Exercise input START

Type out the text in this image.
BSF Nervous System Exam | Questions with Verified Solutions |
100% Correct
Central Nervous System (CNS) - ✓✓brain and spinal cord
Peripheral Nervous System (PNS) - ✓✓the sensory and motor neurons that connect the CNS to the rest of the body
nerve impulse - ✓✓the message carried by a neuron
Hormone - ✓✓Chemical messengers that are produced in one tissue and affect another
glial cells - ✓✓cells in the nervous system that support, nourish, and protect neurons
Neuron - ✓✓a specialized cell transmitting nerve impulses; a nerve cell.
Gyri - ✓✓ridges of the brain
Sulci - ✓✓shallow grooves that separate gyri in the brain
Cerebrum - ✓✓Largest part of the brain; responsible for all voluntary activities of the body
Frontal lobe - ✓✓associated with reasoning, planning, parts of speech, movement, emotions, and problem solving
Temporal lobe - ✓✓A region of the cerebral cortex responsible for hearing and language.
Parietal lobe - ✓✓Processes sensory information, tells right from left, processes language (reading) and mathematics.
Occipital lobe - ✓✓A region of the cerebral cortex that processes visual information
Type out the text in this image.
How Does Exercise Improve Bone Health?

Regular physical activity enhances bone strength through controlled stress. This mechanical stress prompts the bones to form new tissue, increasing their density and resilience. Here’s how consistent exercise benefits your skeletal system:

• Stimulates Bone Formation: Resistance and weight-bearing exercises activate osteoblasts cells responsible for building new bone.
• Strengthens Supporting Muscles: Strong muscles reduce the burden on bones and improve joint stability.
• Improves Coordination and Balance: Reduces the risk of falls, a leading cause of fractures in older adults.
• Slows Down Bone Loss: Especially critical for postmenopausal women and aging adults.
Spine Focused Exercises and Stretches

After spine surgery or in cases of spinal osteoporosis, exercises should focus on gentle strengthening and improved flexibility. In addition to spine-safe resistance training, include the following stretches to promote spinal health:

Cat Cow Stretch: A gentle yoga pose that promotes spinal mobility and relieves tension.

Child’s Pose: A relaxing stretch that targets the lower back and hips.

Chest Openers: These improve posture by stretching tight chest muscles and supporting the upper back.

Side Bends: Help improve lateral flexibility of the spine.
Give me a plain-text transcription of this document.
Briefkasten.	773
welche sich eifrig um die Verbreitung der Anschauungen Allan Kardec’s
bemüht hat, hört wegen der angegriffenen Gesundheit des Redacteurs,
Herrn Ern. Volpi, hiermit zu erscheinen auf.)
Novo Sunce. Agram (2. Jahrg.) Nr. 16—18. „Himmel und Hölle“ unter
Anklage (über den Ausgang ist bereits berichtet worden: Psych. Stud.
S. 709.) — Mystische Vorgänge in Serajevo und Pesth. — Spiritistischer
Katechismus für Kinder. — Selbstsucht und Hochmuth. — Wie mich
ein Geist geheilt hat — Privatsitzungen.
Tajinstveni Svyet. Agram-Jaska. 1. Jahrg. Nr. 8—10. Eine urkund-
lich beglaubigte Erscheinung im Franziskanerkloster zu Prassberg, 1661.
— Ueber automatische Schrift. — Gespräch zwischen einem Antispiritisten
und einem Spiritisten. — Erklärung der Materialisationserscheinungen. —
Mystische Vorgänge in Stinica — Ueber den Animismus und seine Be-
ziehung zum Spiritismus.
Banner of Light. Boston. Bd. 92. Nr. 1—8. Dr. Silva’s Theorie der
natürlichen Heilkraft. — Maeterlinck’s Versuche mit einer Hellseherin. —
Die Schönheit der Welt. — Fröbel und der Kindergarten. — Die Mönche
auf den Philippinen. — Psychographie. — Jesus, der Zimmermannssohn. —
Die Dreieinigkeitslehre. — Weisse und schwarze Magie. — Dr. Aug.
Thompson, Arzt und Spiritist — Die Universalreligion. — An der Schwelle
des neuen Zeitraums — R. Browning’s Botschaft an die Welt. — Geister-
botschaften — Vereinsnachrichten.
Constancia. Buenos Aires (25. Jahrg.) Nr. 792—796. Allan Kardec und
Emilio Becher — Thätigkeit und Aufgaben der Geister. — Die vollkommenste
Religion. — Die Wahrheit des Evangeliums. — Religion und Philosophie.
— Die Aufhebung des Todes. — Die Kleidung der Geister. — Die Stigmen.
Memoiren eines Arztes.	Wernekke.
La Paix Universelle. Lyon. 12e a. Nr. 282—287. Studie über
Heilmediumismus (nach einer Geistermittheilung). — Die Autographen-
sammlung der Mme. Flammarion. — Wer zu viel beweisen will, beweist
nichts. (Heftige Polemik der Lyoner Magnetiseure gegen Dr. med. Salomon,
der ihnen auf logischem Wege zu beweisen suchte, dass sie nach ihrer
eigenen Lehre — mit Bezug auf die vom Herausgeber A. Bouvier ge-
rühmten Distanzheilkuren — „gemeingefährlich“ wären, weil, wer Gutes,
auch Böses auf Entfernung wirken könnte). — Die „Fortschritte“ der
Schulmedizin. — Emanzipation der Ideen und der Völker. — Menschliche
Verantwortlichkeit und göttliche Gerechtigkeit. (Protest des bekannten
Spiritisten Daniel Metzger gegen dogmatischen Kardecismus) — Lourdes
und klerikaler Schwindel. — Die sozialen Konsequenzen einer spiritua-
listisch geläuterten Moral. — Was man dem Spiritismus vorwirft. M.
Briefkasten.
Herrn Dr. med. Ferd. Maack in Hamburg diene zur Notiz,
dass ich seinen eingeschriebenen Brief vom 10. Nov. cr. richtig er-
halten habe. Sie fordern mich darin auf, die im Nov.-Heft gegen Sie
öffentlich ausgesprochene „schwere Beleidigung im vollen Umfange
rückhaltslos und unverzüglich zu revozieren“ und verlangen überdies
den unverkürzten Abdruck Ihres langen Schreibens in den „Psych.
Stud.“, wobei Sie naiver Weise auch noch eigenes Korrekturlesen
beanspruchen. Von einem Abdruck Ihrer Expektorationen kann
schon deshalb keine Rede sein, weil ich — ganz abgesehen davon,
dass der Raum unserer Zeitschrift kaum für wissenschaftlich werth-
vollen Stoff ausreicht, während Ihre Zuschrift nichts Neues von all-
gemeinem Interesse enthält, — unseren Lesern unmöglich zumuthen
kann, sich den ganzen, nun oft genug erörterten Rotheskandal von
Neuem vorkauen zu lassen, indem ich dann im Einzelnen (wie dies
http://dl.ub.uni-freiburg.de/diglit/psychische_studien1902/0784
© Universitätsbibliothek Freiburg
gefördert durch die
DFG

Exercise input END

About this exercise
The data should be written out again in full, exactly as it stands.

Reply
Type out the text in this image.
BSF Nervous System Exam | Questions with Verified Solutions |
100% Correct
Central Nervous System (CNS) - ✓✓brain and spinal cord
Peripheral Nervous System (PNS) - ✓✓the sensory and motor neurons that connect the CNS to the rest of the body
nerve impulse - ✓✓the message carried by a neuron
Hormone - ✓✓Chemical messengers that are produced in one tissue and affect another
glial cells - ✓✓cells in the nervous system that support, nourish, and protect neurons
Neuron - ✓✓a specialized cell transmitting nerve impulses; a nerve cell.
Gyri - ✓✓ridges of the brain
Sulci - ✓✓shallow grooves that separate gyri in the brain
Cerebrum - ✓✓Largest part of the brain; responsible for all voluntary activities of the body
Frontal lobe - ✓✓associated with reasoning, planning, parts of speech, movement, emotions, and problem solving
Temporal lobe - ✓✓A region of the cerebral cortex responsible for hearing and language.
Parietal lobe - ✓✓Processes sensory information, tells right from left, processes language (reading) and mathematics.
Occipital lobe - ✓✓A region of the cerebral cortex that processes visual information
Type out the text in this image.
How Does Exercise Improve Bone Health?

Regular physical activity enhances bone strength through controlled stress. This mechanical stress prompts the bones to form new tissue, increasing their density and resilience. Here’s how consistent exercise benefits your skeletal system:

• Stimulates Bone Formation: Resistance and weight-bearing exercises activate osteoblasts cells responsible for building new bone.
• Strengthens Supporting Muscles: Strong muscles reduce the burden on bones and improve joint stability.
• Improves Coordination and Balance: Reduces the risk of falls, a leading cause of fractures in older adults.
• Slows Down Bone Loss: Especially critical for postmenopausal women and aging adults.
Spine Focused Exercises and Stretches

After spine surgery or in cases of spinal osteoporosis, exercises should focus on gentle strengthening and improved flexibility. In addition to spine-safe resistance training, include the following stretches to promote spinal health:

Cat Cow Stretch: A gentle yoga pose that promotes spinal mobility and relieves tension.

Child’s Pose: A relaxing stretch that targets the lower back and hips.

Chest Openers: These improve posture by stretching tight chest muscles and supporting the upper back.

Side Bends: Help improve lateral flexibility of the spine.
Give me a plain-text transcription of this document.
Briefkasten.	773
welche sich eifrig um die Verbreitung der Anschauungen Allan Kardec’s
bemüht hat, hört wegen der angegriffenen Gesundheit des Redacteurs,
Herrn Ern. Volpi, hiermit zu erscheinen auf.)
Novo Sunce. Agram (2. Jahrg.) Nr. 16—18. „Himmel und Hölle“ unter
Anklage (über den Ausgang ist bereits berichtet worden: Psych. Stud.
S. 709.) — Mystische Vorgänge in Serajevo und Pesth. — Spiritistischer
Katechismus für Kinder. — Selbstsucht und Hochmuth. — Wie mich
ein Geist geheilt hat — Privatsitzungen.
Tajinstveni Svyet. Agram-Jaska. 1. Jahrg. Nr. 8—10. Eine urkund-
lich beglaubigte Erscheinung im Franziskanerkloster zu Prassberg, 1661.
— Ueber automatische Schrift. — Gespräch zwischen einem Antispiritisten
und einem Spiritisten. — Erklärung der Materialisationserscheinungen. —
Mystische Vorgänge in Stinica — Ueber den Animismus und seine Be-
ziehung zum Spiritismus.
Banner of Light. Boston. Bd. 92. Nr. 1—8. Dr. Silva’s Theorie der
natürlichen Heilkraft. — Maeterlinck’s Versuche mit einer Hellseherin. —
Die Schönheit der Welt. — Fröbel und der Kindergarten. — Die Mönche
auf den Philippinen. — Psychographie. — Jesus, der Zimmermannssohn. —
Die Dreieinigkeitslehre. — Weisse und schwarze Magie. — Dr. Aug.
Thompson, Arzt und Spiritist — Die Universalreligion. — An der Schwelle
des neuen Zeitraums — R. Browning’s Botschaft an die Welt. — Geister-
botschaften — Vereinsnachrichten.
Constancia. Buenos Aires (25. Jahrg.) Nr. 792—796. Allan Kardec und
Emilio Becher — Thätigkeit und Aufgaben der Geister. — Die vollkommenste
Religion. — Die Wahrheit des Evangeliums. — Religion und Philosophie.
— Die Aufhebung des Todes. — Die Kleidung der Geister. — Die Stigmen.
Memoiren eines Arztes.	Wernekke.
La Paix Universelle. Lyon. 12e a. Nr. 282—287. Studie über
Heilmediumismus (nach einer Geistermittheilung). — Die Autographen-
sammlung der Mme. Flammarion. — Wer zu viel beweisen will, beweist
nichts. (Heftige Polemik der Lyoner Magnetiseure gegen Dr. med. Salomon,
der ihnen auf logischem Wege zu beweisen suchte, dass sie nach ihrer
eigenen Lehre — mit Bezug auf die vom Herausgeber A. Bouvier ge-
rühmten Distanzheilkuren — „gemeingefährlich“ wären, weil, wer Gutes,
auch Böses auf Entfernung wirken könnte). — Die „Fortschritte“ der
Schulmedizin. — Emanzipation der Ideen und der Völker. — Menschliche
Verantwortlichkeit und göttliche Gerechtigkeit. (Protest des bekannten
Spiritisten Daniel Metzger gegen dogmatischen Kardecismus) — Lourdes
und klerikaler Schwindel. — Die sozialen Konsequenzen einer spiritua-
listisch geläuterten Moral. — Was man dem Spiritismus vorwirft. M.
Briefkasten.
Herrn Dr. med. Ferd. Maack in Hamburg diene zur Notiz,
dass ich seinen eingeschriebenen Brief vom 10. Nov. cr. richtig er-
halten habe. Sie fordern mich darin auf, die im Nov.-Heft gegen Sie
öffentlich ausgesprochene „schwere Beleidigung im vollen Umfange
rückhaltslos und unverzüglich zu revozieren“ und verlangen überdies
den unverkürzten Abdruck Ihres langen Schreibens in den „Psych.
Stud.“, wobei Sie naiver Weise auch noch eigenes Korrekturlesen
beanspruchen. Von einem Abdruck Ihrer Expektorationen kann
schon deshalb keine Rede sein, weil ich — ganz abgesehen davon,
dass der Raum unserer Zeitschrift kaum für wissenschaftlich werth-
vollen Stoff ausreicht, während Ihre Zuschrift nichts Neues von all-
gemeinem Interesse enthält, — unseren Lesern unmöglich zumuthen
kann, sich den ganzen, nun oft genug erörterten Rotheskandal von
Neuem vorkauen zu lassen, indem ich dann im Einzelnen (wie dies
http://dl.ub.uni-freiburg.de/diglit/psychische_studien1902/0784
© Universitätsbibliothek Freiburg
gefördert durch die
DFG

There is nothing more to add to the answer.